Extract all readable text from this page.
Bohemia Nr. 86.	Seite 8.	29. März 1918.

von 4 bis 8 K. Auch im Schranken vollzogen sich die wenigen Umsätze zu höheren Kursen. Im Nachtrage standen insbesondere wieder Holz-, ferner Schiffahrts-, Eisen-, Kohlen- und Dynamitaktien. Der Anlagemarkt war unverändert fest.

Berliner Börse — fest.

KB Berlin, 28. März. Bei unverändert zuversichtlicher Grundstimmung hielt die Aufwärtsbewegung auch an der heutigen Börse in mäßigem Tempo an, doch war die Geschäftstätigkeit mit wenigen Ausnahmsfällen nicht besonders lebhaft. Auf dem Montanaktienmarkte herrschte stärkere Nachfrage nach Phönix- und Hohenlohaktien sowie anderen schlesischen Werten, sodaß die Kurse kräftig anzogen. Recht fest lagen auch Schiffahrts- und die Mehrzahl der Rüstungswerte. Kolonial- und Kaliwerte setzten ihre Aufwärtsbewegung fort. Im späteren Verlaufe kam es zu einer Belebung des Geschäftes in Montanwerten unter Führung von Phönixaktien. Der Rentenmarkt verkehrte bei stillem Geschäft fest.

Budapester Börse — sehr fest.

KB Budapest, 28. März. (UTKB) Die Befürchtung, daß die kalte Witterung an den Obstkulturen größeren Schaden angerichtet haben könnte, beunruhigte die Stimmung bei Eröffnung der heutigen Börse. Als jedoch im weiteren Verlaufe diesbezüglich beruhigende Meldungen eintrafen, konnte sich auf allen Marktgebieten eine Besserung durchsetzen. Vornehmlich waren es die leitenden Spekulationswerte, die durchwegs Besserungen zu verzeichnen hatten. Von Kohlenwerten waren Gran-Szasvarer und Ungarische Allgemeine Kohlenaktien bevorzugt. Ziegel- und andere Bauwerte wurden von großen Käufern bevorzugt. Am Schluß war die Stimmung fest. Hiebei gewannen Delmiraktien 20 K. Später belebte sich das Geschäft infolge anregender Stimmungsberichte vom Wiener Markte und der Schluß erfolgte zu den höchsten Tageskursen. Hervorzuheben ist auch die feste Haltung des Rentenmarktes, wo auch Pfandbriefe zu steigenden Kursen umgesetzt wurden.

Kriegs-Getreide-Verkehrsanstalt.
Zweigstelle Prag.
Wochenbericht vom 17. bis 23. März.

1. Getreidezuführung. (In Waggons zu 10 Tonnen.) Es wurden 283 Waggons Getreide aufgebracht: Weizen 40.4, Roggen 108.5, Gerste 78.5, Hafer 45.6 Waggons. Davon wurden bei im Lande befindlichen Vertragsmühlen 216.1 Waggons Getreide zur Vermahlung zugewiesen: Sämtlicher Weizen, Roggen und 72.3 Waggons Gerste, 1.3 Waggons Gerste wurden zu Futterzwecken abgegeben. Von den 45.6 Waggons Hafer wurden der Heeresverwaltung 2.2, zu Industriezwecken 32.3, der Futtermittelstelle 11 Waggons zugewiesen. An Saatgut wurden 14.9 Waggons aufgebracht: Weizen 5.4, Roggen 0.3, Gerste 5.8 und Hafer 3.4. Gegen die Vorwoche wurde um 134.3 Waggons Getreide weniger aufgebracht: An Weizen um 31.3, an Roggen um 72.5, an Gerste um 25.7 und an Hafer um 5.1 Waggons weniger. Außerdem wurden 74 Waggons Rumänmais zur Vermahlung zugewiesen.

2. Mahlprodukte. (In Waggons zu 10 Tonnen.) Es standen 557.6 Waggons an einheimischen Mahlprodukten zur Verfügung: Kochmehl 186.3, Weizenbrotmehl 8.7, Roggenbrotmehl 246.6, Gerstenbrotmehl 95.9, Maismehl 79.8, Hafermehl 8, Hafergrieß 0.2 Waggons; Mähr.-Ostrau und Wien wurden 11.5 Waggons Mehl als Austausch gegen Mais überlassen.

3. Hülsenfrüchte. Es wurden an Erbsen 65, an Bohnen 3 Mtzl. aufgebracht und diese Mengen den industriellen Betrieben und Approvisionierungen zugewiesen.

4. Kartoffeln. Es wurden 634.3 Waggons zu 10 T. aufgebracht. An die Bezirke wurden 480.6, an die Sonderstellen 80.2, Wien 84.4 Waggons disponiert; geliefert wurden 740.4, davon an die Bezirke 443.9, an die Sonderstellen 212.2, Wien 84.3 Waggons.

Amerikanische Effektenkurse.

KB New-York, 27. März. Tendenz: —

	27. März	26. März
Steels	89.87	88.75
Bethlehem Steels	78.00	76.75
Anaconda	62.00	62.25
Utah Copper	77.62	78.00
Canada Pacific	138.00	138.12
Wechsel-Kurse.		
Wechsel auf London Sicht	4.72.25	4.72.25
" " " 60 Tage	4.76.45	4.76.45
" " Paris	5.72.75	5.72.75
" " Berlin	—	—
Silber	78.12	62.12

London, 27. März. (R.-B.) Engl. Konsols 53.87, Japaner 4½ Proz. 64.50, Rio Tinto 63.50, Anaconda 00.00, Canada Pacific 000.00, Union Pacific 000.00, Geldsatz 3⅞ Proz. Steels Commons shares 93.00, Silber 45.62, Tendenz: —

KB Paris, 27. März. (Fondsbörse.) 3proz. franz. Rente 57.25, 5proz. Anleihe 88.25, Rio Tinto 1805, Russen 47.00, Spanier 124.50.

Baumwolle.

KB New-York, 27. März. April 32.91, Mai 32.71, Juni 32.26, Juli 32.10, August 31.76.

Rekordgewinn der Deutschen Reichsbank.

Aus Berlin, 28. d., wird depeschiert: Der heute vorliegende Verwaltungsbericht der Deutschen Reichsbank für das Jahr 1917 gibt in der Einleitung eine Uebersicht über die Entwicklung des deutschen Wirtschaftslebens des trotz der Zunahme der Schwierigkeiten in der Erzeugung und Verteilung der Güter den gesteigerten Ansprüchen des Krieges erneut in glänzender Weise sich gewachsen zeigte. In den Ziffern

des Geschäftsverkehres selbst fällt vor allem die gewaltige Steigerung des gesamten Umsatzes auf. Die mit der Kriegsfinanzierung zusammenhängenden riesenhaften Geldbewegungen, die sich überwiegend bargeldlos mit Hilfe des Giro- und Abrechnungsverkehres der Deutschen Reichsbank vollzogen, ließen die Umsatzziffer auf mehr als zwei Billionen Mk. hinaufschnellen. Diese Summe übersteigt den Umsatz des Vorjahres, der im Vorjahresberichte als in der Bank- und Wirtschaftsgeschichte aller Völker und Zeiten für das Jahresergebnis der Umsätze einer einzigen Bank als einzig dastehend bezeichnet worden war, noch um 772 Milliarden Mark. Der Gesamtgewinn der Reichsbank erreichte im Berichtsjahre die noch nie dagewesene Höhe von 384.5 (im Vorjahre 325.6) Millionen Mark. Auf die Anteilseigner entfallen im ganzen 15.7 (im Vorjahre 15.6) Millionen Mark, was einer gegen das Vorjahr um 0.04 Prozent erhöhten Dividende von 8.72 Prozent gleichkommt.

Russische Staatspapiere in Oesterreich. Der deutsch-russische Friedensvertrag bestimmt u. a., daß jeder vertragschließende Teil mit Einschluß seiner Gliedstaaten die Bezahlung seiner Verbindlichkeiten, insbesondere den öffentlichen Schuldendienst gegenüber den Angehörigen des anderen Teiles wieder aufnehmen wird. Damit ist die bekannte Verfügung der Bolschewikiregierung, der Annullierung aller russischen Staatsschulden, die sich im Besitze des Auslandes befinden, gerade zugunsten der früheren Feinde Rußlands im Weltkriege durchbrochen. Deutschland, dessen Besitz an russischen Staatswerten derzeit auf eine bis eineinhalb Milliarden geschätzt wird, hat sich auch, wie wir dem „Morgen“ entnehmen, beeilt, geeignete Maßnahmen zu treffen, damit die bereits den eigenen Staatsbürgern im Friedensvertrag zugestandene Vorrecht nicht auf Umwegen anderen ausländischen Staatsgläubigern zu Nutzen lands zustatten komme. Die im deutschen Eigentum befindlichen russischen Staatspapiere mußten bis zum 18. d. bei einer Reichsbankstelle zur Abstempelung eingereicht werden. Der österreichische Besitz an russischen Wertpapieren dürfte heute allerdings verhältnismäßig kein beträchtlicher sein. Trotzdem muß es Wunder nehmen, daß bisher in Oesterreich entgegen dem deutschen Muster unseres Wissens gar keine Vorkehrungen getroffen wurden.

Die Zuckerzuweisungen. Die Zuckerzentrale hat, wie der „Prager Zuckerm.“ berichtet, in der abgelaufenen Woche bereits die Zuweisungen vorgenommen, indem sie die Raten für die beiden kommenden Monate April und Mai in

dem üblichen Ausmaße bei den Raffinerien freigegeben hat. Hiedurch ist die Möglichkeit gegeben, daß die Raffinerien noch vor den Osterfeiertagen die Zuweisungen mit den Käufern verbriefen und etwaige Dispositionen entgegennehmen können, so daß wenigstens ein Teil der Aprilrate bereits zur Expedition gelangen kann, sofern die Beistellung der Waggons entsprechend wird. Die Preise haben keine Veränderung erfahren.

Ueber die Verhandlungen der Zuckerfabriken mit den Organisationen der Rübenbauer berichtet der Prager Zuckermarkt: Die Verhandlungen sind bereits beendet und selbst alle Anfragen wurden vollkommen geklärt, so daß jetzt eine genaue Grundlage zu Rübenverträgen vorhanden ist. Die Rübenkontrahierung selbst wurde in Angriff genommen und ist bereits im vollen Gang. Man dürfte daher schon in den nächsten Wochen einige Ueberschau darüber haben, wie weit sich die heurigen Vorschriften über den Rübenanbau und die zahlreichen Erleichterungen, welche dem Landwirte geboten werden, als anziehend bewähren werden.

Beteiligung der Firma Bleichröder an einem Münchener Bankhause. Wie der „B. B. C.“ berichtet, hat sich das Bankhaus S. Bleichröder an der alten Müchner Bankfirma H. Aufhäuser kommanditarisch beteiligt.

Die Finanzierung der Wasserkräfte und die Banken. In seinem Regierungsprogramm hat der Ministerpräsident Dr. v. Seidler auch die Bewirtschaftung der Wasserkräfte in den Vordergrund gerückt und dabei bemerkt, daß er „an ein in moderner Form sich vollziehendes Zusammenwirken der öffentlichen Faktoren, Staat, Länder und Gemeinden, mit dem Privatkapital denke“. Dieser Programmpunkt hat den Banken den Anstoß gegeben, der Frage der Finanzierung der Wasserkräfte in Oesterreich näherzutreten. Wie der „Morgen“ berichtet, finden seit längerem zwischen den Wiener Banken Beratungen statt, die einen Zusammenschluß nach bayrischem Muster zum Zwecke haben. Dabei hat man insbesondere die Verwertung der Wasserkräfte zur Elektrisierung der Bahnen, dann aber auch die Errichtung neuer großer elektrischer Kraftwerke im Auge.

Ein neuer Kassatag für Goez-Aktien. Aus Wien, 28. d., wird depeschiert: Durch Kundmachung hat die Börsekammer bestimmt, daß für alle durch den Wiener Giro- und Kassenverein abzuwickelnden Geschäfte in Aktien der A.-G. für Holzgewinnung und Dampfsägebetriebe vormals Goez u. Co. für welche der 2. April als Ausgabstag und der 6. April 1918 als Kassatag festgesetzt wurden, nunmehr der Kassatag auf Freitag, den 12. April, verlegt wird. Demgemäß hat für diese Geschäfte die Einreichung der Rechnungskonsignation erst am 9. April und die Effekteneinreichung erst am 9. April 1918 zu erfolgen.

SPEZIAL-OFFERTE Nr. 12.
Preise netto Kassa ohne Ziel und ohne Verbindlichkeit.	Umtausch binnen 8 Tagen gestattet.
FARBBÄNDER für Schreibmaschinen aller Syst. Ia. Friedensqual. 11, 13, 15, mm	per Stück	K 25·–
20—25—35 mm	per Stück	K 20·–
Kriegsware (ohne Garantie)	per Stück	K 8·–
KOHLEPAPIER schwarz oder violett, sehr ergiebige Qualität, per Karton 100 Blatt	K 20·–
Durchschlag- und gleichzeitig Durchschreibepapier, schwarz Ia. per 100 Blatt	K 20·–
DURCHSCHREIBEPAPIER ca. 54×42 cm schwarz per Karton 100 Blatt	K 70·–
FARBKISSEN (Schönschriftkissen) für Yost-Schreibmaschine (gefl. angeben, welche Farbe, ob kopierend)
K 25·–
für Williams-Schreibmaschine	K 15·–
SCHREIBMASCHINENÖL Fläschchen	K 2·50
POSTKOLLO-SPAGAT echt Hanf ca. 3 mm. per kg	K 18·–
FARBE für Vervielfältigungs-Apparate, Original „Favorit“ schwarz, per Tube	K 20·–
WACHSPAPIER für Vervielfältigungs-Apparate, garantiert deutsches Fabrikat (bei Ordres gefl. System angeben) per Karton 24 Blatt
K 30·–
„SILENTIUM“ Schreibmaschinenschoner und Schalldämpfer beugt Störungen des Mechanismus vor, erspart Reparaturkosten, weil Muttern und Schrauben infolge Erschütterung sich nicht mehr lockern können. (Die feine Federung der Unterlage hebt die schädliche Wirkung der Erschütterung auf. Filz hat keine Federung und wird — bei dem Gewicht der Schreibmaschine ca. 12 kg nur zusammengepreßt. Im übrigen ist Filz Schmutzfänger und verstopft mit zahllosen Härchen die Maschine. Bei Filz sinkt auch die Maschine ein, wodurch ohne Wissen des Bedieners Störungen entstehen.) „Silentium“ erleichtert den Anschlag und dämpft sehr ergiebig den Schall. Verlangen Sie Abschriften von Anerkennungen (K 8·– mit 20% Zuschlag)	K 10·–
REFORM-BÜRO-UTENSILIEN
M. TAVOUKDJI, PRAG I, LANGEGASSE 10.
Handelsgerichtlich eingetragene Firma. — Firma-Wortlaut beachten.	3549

## What to work on
Note every line in the material with "Schiffahrts" and copy it.

## Response below
von 4 bis 8 K. Auch im Schranken vollzogen sich die wenigen Umsätze zu höheren Kursen. Im Nachtrage standen insbesondere wieder Holz-, ferner Schiffahrts-, Eisen-, Kohlen- und Dynamitaktien. Der Anlagemarkt war unverändert fest.
KB Berlin, 28. März. Bei unverändert zuversichtlicher Grundstimmung hielt die Aufwärtsbewegung auch an der heutigen Börse in mäßigem Tempo an, doch war die Geschäftstätigkeit mit wenigen Ausnahmsfällen nicht besonders lebhaft. Auf dem Montanaktienmarkte herrschte stärkere Nachfrage nach Phönix- und Hohenlohaktien sowie anderen schlesischen Werten, sodaß die Kurse kräftig anzogen. Recht fest lagen auch Schiffahrts- und die Mehrzahl der Rüstungswerte. Kolonial- und Kaliwerte setzten ihre Aufwärtsbewegung fort. Im späteren Verlaufe kam es zu einer Belebung des Geschäftes in Montanwerten unter Führung von Phönixaktien. Der Rentenmarkt verkehrte bei stillem Geschäft fest.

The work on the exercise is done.